--- begin Given information ---
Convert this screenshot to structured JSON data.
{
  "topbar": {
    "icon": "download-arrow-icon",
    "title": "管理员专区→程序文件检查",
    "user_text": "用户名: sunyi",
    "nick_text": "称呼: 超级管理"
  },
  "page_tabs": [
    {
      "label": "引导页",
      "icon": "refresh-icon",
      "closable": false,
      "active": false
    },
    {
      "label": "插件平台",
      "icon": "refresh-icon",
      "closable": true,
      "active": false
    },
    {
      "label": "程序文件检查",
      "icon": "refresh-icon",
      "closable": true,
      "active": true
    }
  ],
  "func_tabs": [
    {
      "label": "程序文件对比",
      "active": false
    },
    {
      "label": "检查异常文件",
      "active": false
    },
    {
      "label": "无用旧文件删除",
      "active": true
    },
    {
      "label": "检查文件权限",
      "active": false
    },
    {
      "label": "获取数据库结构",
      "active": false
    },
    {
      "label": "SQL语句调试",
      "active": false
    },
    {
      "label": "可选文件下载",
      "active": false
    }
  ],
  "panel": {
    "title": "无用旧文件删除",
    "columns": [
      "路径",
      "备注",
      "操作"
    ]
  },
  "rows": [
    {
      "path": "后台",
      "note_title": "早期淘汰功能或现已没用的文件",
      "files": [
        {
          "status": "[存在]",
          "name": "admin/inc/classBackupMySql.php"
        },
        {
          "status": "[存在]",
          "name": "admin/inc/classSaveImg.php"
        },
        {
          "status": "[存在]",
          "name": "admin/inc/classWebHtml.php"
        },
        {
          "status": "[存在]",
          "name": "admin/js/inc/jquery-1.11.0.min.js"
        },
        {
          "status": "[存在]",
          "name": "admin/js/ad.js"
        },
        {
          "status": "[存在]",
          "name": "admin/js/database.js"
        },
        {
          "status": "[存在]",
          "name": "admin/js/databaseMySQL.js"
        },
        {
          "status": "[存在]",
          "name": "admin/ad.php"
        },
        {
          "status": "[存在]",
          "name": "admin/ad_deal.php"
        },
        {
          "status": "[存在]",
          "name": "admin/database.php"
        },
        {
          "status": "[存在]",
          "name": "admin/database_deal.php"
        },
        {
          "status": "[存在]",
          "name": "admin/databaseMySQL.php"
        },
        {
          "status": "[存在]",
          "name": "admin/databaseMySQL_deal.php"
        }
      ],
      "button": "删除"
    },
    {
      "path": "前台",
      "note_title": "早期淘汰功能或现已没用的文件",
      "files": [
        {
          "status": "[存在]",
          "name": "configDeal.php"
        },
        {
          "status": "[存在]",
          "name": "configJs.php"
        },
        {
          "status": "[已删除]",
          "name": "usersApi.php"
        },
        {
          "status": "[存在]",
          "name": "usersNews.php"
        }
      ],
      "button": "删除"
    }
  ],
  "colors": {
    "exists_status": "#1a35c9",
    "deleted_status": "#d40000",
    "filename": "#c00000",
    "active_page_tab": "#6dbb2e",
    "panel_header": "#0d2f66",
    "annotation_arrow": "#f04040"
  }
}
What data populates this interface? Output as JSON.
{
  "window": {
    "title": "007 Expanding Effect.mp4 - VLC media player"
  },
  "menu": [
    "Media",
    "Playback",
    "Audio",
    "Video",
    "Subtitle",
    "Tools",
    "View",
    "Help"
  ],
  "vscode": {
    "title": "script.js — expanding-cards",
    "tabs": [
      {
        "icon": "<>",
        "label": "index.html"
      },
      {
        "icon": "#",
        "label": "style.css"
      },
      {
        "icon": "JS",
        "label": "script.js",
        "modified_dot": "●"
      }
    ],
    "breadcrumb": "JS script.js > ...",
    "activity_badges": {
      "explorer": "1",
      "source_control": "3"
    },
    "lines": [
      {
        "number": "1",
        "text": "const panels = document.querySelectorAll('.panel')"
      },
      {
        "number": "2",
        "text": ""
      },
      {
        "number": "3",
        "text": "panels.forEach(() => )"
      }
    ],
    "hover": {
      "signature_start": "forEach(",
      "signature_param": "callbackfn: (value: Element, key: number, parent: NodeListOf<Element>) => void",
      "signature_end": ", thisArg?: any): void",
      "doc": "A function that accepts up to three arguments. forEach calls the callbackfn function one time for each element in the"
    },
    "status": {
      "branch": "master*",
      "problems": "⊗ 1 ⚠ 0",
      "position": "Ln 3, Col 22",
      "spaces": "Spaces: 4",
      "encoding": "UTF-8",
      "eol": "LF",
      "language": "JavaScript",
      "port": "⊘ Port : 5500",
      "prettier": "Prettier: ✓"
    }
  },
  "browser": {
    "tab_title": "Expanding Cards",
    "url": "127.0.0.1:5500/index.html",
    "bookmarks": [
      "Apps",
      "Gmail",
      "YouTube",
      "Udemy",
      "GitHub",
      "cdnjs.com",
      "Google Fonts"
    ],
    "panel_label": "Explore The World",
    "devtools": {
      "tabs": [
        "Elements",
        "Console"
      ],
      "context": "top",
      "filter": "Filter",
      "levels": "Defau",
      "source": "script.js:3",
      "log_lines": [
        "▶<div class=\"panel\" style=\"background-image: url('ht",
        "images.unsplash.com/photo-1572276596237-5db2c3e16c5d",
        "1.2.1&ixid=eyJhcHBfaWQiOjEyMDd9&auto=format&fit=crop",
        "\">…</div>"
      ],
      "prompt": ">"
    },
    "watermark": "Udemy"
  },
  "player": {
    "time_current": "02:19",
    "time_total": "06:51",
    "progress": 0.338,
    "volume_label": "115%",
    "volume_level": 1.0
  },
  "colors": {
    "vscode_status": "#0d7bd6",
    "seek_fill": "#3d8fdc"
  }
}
--- end Given information ---
Task goal: Repeat the whole listing exactly, keeping every line intact.

Correct output:
Convert this screenshot to structured JSON data.
{
  "topbar": {
    "icon": "download-arrow-icon",
    "title": "管理员专区→程序文件检查",
    "user_text": "用户名: sunyi",
    "nick_text": "称呼: 超级管理"
  },
  "page_tabs": [
    {
      "label": "引导页",
      "icon": "refresh-icon",
      "closable": false,
      "active": false
    },
    {
      "label": "插件平台",
      "icon": "refresh-icon",
      "closable": true,
      "active": false
    },
    {
      "label": "程序文件检查",
      "icon": "refresh-icon",
      "closable": true,
      "active": true
    }
  ],
  "func_tabs": [
    {
      "label": "程序文件对比",
      "active": false
    },
    {
      "label": "检查异常文件",
      "active": false
    },
    {
      "label": "无用旧文件删除",
      "active": true
    },
    {
      "label": "检查文件权限",
      "active": false
    },
    {
      "label": "获取数据库结构",
      "active": false
    },
    {
      "label": "SQL语句调试",
      "active": false
    },
    {
      "label": "可选文件下载",
      "active": false
    }
  ],
  "panel": {
    "title": "无用旧文件删除",
    "columns": [
      "路径",
      "备注",
      "操作"
    ]
  },
  "rows": [
    {
      "path": "后台",
      "note_title": "早期淘汰功能或现已没用的文件",
      "files": [
        {
          "status": "[存在]",
          "name": "admin/inc/classBackupMySql.php"
        },
        {
          "status": "[存在]",
          "name": "admin/inc/classSaveImg.php"
        },
        {
          "status": "[存在]",
          "name": "admin/inc/classWebHtml.php"
        },
        {
          "status": "[存在]",
          "name": "admin/js/inc/jquery-1.11.0.min.js"
        },
        {
          "status": "[存在]",
          "name": "admin/js/ad.js"
        },
        {
          "status": "[存在]",
          "name": "admin/js/database.js"
        },
        {
          "status": "[存在]",
          "name": "admin/js/databaseMySQL.js"
        },
        {
          "status": "[存在]",
          "name": "admin/ad.php"
        },
        {
          "status": "[存在]",
          "name": "admin/ad_deal.php"
        },
        {
          "status": "[存在]",
          "name": "admin/database.php"
        },
        {
          "status": "[存在]",
          "name": "admin/database_deal.php"
        },
        {
          "status": "[存在]",
          "name": "admin/databaseMySQL.php"
        },
        {
          "status": "[存在]",
          "name": "admin/databaseMySQL_deal.php"
        }
      ],
      "button": "删除"
    },
    {
      "path": "前台",
      "note_title": "早期淘汰功能或现已没用的文件",
      "files": [
        {
          "status": "[存在]",
          "name": "configDeal.php"
        },
        {
          "status": "[存在]",
          "name": "configJs.php"
        },
        {
          "status": "[已删除]",
          "name": "usersApi.php"
        },
        {
          "status": "[存在]",
          "name": "usersNews.php"
        }
      ],
      "button": "删除"
    }
  ],
  "colors": {
    "exists_status": "#1a35c9",
    "deleted_status": "#d40000",
    "filename": "#c00000",
    "active_page_tab": "#6dbb2e",
    "panel_header": "#0d2f66",
    "annotation_arrow": "#f04040"
  }
}
What data populates this interface? Output as JSON.
{
  "window": {
    "title": "007 Expanding Effect.mp4 - VLC media player"
  },
  "menu": [
    "Media",
    "Playback",
    "Audio",
    "Video",
    "Subtitle",
    "Tools",
    "View",
    "Help"
  ],
  "vscode": {
    "title": "script.js — expanding-cards",
    "tabs": [
      {
        "icon": "<>",
        "label": "index.html"
      },
      {
        "icon": "#",
        "label": "style.css"
      },
      {
        "icon": "JS",
        "label": "script.js",
        "modified_dot": "●"
      }
    ],
    "breadcrumb": "JS script.js > ...",
    "activity_badges": {
      "explorer": "1",
      "source_control": "3"
    },
    "lines": [
      {
        "number": "1",
        "text": "const panels = document.querySelectorAll('.panel')"
      },
      {
        "number": "2",
        "text": ""
      },
      {
        "number": "3",
        "text": "panels.forEach(() => )"
      }
    ],
    "hover": {
      "signature_start": "forEach(",
      "signature_param": "callbackfn: (value: Element, key: number, parent: NodeListOf<Element>) => void",
      "signature_end": ", thisArg?: any): void",
      "doc": "A function that accepts up to three arguments. forEach calls the callbackfn function one time for each element in the"
    },
    "status": {
      "branch": "master*",
      "problems": "⊗ 1 ⚠ 0",
      "position": "Ln 3, Col 22",
      "spaces": "Spaces: 4",
      "encoding": "UTF-8",
      "eol": "LF",
      "language": "JavaScript",
      "port": "⊘ Port : 5500",
      "prettier": "Prettier: ✓"
    }
  },
  "browser": {
    "tab_title": "Expanding Cards",
    "url": "127.0.0.1:5500/index.html",
    "bookmarks": [
      "Apps",
      "Gmail",
      "YouTube",
      "Udemy",
      "GitHub",
      "cdnjs.com",
      "Google Fonts"
    ],
    "panel_label": "Explore The World",
    "devtools": {
      "tabs": [
        "Elements",
        "Console"
      ],
      "context": "top",
      "filter": "Filter",
      "levels": "Defau",
      "source": "script.js:3",
      "log_lines": [
        "▶<div class=\"panel\" style=\"background-image: url('ht",
        "images.unsplash.com/photo-1572276596237-5db2c3e16c5d",
        "1.2.1&ixid=eyJhcHBfaWQiOjEyMDd9&auto=format&fit=crop",
        "\">…</div>"
      ],
      "prompt": ">"
    },
    "watermark": "Udemy"
  },
  "player": {
    "time_current": "02:19",
    "time_total": "06:51",
    "progress": 0.338,
    "volume_label": "115%",
    "volume_level": 1.0
  },
  "colors": {
    "vscode_status": "#0d7bd6",
    "seek_fill": "#3d8fdc"
  }
}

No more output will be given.